■ Provided data

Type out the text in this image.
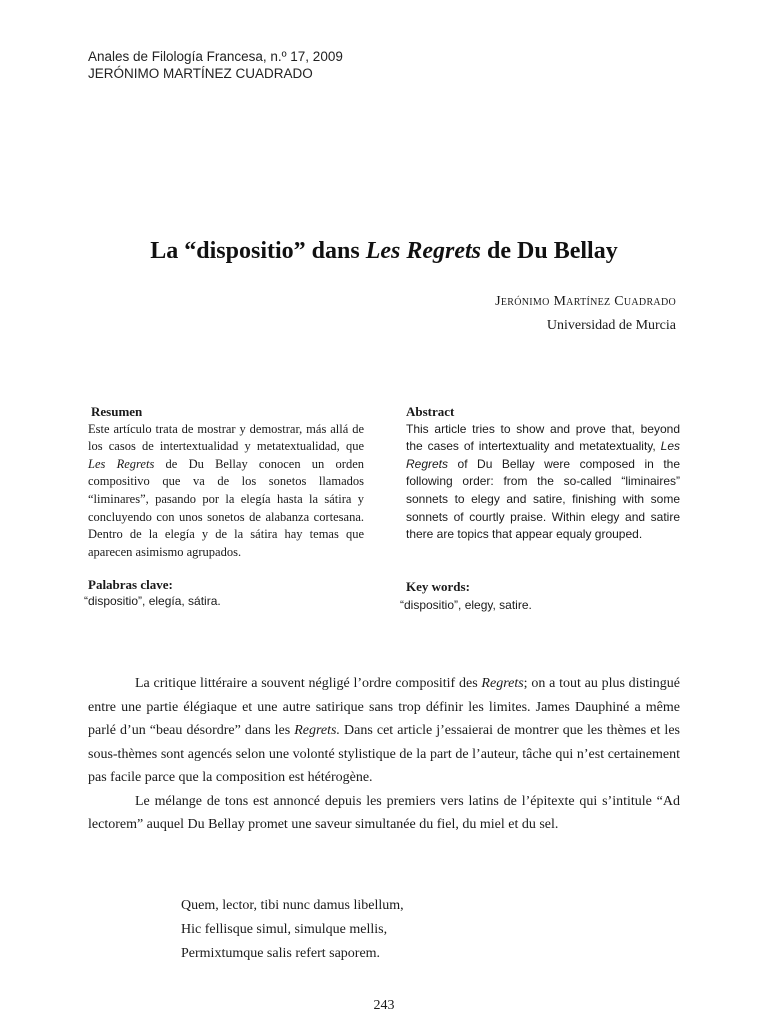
Anales de Filología Francesa, n.º 17, 2009
JERÓNIMO MARTÍNEZ CUADRADO
La “dispositio” dans Les Regrets de Du Bellay
Jerónimo Martínez Cuadrado
Universidad de Murcia
Resumen
Este artículo trata de mostrar y demostrar, más allá de los casos de intertextualidad y metatextualidad, que Les Regrets de Du Bellay conocen un orden compositivo que va de los sonetos llamados “liminares”, pasando por la elegía hasta la sátira y concluyendo con unos sonetos de alabanza cortesana. Dentro de la elegía y de la sátira hay temas que aparecen asimismo agrupados.
Abstract
This article tries to show and prove that, beyond the cases of intertextuality and metatextuality, Les Regrets of Du Bellay were composed in the following order: from the so-called “liminaires” sonnets to elegy and satire, finishing with some sonnets of courtly praise. Within elegy and satire there are topics that appear equaly grouped.
Palabras clave:
“dispositio”, elegía, sátira.
Key words:
“dispositio”, elegy, satire.

La critique littéraire a souvent négligé l’ordre compositif des Regrets; on a tout au plus distingué entre une partie élégiaque et une autre satirique sans trop définir les limites. James Dauphiné a même parlé d’un “beau désordre” dans les Regrets. Dans cet article j’essaierai de montrer que les thèmes et les sous-thèmes sont agencés selon une volonté stylistique de la part de l’auteur, tâche qui n’est certainement pas facile parce que la composition est hétérogène.

Le mélange de tons est annoncé depuis les premiers vers latins de l’épitexte qui s’intitule “Ad lectorem” auquel Du Bellay promet une saveur simultanée du fiel, du miel et du sel.

Quem, lector, tibi nunc damus libellum,
Hic fellisque simul, simulque mellis,
Permixtumque salis refert saporem.
243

■ What is required
Read the data above. Pull out each line in which the string "satire" appears.

■ The output
This article tries to show and prove that, beyond the cases of intertextuality and metatextuality, Les Regrets of Du Bellay were composed in the following order: from the so-called “liminaires” sonnets to elegy and satire, finishing with some sonnets of courtly praise. Within elegy and satire there are topics that appear equaly grouped.
“dispositio”, elegy, satire.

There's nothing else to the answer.